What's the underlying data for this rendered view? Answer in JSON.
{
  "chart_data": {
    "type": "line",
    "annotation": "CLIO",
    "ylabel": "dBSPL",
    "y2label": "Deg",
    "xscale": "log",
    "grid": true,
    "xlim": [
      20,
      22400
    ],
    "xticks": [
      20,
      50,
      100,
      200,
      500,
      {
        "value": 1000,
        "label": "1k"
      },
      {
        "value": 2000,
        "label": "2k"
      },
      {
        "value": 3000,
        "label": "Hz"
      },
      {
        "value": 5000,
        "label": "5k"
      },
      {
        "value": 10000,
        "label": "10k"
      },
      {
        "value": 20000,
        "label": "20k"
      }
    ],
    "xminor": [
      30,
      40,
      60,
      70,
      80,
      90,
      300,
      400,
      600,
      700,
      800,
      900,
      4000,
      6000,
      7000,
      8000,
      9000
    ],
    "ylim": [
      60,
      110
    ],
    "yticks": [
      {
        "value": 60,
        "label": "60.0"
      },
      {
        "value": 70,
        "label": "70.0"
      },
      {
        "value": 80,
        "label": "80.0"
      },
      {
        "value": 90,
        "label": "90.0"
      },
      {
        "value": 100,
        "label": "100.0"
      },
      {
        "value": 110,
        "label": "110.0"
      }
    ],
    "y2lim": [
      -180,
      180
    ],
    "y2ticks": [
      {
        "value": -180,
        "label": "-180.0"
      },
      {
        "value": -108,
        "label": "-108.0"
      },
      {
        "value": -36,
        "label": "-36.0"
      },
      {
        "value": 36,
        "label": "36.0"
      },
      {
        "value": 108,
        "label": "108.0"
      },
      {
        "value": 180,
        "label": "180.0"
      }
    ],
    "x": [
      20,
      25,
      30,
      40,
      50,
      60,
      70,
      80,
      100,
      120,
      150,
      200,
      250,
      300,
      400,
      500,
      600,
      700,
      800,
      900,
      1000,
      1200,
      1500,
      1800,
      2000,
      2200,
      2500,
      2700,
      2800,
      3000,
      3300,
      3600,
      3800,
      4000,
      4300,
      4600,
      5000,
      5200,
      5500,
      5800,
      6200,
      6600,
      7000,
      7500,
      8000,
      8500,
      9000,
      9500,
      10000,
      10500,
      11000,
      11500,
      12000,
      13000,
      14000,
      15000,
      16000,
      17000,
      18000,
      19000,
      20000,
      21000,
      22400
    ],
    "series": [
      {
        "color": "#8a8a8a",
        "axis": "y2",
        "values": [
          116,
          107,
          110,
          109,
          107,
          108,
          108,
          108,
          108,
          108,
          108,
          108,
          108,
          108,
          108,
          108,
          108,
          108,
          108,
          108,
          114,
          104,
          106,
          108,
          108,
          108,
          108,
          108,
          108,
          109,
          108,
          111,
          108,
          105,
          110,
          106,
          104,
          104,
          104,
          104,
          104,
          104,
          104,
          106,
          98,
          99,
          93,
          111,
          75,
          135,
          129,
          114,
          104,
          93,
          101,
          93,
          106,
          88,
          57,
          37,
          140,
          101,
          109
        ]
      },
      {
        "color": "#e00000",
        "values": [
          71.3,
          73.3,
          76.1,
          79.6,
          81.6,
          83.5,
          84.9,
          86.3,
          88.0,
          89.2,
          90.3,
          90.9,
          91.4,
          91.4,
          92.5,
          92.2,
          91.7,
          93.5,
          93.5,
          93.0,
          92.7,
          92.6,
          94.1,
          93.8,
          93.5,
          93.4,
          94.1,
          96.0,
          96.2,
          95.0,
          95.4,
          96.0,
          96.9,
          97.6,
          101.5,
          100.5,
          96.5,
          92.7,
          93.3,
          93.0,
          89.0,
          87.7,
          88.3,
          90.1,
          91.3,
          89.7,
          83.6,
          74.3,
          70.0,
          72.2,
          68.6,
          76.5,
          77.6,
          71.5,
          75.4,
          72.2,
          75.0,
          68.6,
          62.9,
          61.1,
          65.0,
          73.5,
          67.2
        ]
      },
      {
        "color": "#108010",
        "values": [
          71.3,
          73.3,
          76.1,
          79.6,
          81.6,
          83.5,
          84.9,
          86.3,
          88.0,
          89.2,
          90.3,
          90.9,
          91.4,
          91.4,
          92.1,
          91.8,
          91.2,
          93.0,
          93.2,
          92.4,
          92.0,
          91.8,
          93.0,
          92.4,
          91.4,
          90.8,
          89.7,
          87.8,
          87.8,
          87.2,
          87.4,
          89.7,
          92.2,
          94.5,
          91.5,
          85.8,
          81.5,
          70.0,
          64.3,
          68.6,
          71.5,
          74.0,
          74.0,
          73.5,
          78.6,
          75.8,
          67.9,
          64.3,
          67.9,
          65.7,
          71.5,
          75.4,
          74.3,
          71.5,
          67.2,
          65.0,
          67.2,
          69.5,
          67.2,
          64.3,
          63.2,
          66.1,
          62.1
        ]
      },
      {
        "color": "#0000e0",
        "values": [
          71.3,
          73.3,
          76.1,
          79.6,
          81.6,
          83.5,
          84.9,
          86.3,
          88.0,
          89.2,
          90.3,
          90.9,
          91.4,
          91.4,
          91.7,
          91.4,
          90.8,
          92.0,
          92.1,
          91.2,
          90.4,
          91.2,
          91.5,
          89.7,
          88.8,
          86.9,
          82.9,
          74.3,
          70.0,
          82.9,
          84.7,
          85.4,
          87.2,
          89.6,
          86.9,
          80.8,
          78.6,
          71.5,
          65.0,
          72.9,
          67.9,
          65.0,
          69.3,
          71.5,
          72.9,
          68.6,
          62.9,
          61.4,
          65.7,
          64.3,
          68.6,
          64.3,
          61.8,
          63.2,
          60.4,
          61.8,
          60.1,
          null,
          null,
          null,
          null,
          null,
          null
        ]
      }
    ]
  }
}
------------------------------------------------
*Task to complete:*
Collect each line above holding the string "color".

*Written reply:*
        "color": "#8a8a8a",
        "color": "#e00000",
        "color": "#108010",
        "color": "#0000e0",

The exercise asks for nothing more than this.